> [INSTRUCTIONS FOR THE TASK]: For each line below that includes the word "flashlight", make a copy.

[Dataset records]
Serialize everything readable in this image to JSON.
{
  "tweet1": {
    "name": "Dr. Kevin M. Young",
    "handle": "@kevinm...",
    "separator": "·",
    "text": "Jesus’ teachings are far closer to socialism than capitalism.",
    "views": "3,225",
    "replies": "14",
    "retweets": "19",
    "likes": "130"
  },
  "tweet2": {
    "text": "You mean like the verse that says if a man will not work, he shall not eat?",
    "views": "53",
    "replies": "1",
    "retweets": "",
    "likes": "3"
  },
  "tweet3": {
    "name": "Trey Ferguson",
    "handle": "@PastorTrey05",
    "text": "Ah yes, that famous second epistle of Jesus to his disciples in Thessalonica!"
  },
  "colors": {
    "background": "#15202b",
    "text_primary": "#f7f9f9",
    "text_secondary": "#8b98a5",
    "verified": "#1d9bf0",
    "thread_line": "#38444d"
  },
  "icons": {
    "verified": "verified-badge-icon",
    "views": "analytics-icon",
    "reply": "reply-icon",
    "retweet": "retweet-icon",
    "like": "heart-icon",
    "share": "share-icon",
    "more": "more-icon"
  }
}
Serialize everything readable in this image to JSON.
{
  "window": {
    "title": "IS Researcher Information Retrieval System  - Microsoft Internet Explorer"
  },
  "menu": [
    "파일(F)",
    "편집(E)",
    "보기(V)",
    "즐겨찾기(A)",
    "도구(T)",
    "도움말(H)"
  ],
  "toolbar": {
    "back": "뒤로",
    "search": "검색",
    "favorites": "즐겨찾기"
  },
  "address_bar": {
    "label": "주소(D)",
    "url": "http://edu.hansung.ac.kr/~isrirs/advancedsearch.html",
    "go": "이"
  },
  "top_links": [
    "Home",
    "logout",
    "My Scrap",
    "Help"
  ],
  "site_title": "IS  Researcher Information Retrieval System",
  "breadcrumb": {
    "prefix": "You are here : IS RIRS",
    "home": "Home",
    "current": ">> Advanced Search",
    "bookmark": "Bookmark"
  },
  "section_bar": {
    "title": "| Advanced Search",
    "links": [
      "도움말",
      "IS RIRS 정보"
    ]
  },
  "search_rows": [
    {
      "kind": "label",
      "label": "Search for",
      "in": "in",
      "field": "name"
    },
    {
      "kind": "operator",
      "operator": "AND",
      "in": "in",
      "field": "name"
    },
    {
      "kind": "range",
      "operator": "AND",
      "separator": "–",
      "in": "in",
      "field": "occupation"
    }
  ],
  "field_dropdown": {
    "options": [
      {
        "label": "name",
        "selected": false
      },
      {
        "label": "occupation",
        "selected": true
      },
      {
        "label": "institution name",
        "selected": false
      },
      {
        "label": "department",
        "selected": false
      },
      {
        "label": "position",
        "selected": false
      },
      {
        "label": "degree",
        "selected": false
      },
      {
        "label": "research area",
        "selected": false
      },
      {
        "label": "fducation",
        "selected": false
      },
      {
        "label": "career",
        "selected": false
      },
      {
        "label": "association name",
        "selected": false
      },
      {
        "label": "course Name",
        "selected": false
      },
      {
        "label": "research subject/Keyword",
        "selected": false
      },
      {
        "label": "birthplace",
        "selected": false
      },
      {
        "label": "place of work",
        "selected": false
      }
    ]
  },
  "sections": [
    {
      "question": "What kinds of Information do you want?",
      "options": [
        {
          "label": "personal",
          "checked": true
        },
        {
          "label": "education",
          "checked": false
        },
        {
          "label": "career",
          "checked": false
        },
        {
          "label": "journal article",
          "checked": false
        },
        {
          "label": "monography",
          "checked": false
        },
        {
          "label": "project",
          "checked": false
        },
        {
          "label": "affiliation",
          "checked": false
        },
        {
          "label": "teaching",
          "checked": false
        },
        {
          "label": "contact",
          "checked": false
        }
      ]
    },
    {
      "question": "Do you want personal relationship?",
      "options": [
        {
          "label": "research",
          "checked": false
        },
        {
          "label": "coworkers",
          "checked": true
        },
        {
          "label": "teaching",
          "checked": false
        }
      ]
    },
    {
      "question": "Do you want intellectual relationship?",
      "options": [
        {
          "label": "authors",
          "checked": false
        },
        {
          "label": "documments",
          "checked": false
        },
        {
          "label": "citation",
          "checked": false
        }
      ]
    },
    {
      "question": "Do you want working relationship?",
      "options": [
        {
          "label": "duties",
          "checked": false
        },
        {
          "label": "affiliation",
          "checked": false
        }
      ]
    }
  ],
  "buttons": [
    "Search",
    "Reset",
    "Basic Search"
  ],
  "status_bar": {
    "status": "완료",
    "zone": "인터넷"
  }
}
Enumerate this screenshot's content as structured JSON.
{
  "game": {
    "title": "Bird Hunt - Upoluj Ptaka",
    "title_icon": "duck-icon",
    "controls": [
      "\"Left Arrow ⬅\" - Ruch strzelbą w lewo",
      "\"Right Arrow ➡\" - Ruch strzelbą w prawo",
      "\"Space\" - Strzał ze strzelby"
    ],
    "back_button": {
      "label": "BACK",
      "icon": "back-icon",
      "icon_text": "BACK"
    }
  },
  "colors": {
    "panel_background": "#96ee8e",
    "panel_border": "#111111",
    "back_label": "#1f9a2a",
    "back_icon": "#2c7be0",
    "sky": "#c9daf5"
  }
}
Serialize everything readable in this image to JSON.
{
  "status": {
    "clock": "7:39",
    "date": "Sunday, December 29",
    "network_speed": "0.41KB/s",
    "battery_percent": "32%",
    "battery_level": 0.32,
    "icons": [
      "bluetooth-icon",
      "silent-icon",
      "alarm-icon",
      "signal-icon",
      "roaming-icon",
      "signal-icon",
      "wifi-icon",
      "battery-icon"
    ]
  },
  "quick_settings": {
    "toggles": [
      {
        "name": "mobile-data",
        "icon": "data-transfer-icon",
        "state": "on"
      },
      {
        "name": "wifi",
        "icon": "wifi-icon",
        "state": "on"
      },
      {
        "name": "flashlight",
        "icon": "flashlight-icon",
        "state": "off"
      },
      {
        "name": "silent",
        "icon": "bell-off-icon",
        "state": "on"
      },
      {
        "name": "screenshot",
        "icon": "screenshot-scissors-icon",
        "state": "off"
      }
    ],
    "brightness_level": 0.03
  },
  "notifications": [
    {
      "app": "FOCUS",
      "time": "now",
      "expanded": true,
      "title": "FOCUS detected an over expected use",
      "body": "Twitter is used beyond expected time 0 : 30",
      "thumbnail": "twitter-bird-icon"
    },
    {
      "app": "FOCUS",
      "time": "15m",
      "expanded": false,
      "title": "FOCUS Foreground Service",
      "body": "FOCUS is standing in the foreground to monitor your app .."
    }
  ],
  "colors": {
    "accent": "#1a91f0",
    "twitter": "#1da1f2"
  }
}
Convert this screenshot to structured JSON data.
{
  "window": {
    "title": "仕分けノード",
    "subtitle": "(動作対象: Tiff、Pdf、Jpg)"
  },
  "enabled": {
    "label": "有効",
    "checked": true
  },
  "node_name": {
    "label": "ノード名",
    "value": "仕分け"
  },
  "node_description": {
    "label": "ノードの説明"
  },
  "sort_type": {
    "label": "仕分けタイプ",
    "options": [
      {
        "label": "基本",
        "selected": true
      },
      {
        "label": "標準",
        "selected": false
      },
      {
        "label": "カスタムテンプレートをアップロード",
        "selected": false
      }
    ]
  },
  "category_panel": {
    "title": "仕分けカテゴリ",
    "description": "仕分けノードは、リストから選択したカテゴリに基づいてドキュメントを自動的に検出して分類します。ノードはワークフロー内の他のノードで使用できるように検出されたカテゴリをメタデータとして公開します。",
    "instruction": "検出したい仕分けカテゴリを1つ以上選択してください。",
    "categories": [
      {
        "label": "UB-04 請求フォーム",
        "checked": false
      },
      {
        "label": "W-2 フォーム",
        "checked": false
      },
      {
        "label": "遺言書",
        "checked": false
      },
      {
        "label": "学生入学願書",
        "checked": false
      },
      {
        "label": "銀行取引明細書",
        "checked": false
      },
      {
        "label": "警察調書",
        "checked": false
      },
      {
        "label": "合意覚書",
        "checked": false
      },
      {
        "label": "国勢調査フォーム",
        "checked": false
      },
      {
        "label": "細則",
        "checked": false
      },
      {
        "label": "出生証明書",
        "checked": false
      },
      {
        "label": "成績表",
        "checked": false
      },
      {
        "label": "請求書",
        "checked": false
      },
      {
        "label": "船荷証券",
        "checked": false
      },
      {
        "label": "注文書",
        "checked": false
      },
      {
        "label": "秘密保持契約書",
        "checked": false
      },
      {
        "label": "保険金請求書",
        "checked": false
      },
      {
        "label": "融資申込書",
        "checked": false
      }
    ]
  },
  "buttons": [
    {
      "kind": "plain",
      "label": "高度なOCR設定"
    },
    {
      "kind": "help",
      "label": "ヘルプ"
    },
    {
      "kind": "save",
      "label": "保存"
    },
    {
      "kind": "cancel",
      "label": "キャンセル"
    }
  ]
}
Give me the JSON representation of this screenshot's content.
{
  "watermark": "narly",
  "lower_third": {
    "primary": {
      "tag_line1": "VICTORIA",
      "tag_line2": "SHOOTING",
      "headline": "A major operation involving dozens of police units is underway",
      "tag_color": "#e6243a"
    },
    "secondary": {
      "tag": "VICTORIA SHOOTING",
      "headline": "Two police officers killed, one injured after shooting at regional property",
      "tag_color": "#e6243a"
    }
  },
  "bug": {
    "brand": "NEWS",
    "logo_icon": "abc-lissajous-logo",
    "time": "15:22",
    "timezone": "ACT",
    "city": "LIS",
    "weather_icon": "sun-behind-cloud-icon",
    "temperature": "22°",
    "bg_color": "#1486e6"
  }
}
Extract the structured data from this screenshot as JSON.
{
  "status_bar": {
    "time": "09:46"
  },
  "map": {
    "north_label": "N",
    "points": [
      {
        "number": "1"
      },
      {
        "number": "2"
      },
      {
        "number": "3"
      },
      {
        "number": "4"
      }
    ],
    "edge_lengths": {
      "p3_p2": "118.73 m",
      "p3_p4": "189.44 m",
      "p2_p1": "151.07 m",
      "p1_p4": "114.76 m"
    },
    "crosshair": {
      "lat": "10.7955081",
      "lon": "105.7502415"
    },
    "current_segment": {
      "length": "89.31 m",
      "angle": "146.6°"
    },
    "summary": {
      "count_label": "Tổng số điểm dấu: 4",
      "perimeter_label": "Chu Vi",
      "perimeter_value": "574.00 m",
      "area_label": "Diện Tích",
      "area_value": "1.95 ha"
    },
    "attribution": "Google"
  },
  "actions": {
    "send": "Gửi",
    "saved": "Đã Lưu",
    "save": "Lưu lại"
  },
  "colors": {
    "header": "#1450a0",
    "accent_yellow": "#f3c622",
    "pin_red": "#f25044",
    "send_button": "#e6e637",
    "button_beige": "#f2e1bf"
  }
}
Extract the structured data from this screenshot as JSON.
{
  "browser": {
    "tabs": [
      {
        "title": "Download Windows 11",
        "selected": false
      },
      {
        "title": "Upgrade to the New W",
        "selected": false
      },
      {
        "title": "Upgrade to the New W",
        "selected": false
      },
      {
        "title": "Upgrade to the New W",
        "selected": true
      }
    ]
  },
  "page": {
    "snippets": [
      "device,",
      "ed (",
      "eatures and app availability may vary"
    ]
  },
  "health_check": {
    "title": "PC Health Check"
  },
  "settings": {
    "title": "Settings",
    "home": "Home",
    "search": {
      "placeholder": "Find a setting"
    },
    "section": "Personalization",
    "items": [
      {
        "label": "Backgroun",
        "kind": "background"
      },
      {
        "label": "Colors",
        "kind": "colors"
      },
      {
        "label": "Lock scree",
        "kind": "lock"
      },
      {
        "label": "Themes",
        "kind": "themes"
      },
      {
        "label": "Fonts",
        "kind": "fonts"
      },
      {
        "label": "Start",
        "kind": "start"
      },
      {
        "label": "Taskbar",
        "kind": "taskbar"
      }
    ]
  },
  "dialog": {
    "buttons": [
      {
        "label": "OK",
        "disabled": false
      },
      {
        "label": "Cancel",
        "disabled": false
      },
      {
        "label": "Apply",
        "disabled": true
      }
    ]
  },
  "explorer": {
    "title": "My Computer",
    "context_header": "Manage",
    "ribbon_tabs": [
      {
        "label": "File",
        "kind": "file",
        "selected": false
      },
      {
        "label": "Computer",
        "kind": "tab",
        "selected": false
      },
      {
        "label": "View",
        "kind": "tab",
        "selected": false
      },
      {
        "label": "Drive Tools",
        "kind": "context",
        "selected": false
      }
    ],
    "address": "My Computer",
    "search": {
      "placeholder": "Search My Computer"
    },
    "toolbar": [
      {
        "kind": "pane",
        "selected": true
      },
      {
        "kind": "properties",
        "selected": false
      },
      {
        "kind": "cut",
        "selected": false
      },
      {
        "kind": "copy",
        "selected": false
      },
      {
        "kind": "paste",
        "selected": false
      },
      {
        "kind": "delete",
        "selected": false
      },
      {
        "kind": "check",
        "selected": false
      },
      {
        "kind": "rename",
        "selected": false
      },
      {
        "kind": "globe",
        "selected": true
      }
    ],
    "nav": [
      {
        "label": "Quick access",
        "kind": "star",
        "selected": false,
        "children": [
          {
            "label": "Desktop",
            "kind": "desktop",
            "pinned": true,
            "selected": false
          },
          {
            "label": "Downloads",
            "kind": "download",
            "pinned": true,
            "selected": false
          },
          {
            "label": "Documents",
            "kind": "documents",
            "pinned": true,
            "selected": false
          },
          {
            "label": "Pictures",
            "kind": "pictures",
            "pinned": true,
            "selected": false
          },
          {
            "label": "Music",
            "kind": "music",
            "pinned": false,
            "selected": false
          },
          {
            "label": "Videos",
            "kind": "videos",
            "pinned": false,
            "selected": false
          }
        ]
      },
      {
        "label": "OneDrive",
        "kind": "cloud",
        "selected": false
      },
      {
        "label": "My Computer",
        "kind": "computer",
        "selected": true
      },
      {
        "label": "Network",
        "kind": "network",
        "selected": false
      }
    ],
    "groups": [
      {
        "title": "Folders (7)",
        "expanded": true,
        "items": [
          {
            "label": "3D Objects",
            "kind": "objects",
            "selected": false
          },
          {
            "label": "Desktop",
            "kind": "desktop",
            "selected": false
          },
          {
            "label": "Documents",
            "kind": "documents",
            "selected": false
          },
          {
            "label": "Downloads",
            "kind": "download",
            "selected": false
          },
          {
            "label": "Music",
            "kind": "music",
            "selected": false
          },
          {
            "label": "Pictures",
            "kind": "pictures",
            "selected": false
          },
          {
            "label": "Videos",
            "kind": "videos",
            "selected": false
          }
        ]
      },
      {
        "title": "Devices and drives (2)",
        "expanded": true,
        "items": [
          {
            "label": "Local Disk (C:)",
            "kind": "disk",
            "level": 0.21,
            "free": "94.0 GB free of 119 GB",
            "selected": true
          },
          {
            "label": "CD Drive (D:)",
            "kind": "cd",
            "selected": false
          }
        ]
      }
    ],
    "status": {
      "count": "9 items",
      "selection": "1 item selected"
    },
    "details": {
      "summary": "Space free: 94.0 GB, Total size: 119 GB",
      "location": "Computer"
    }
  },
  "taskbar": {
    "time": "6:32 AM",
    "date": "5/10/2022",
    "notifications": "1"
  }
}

> [EXPECTED OUTPUT]:
        "name": "flashlight",
        "icon": "flashlight-icon",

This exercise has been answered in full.